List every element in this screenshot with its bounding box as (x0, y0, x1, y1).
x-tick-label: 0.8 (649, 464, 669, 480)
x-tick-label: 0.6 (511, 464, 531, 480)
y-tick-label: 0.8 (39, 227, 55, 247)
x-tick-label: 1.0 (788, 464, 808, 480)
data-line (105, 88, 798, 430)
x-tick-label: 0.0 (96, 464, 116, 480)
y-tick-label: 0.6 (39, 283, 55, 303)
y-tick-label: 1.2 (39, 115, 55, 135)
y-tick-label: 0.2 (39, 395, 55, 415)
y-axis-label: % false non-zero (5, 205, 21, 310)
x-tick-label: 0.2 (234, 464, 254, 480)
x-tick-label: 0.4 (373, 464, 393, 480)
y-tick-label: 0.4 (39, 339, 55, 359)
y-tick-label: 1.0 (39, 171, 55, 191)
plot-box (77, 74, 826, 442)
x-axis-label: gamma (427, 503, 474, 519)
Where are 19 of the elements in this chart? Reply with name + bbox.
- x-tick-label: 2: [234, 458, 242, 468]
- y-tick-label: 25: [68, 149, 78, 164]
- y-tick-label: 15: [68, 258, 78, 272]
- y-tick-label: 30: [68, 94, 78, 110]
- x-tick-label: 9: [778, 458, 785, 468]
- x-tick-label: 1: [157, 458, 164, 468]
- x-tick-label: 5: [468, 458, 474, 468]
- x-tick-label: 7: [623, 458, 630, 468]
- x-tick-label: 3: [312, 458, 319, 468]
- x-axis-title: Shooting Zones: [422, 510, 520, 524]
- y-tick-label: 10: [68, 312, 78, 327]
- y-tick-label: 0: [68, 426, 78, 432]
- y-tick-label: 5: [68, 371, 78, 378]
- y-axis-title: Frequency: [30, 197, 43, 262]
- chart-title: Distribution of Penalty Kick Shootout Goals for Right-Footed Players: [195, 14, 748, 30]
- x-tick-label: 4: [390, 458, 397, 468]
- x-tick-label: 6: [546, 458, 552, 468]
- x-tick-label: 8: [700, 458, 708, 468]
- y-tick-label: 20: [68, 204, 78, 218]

• _Exercise objective_: Copy out the records word for word, from the first line through the line containing "y-tick-label: 1.2 (39, 115, 55, 135)", including both of those lines.

• _Answer to this exercise_:
List every element in this screenshot with its bounding box as (x0, y0, x1, y1).
x-tick-label: 0.8 (649, 464, 669, 480)
x-tick-label: 0.6 (511, 464, 531, 480)
y-tick-label: 0.8 (39, 227, 55, 247)
x-tick-label: 1.0 (788, 464, 808, 480)
data-line (105, 88, 798, 430)
x-tick-label: 0.0 (96, 464, 116, 480)
y-tick-label: 0.6 (39, 283, 55, 303)
y-tick-label: 1.2 (39, 115, 55, 135)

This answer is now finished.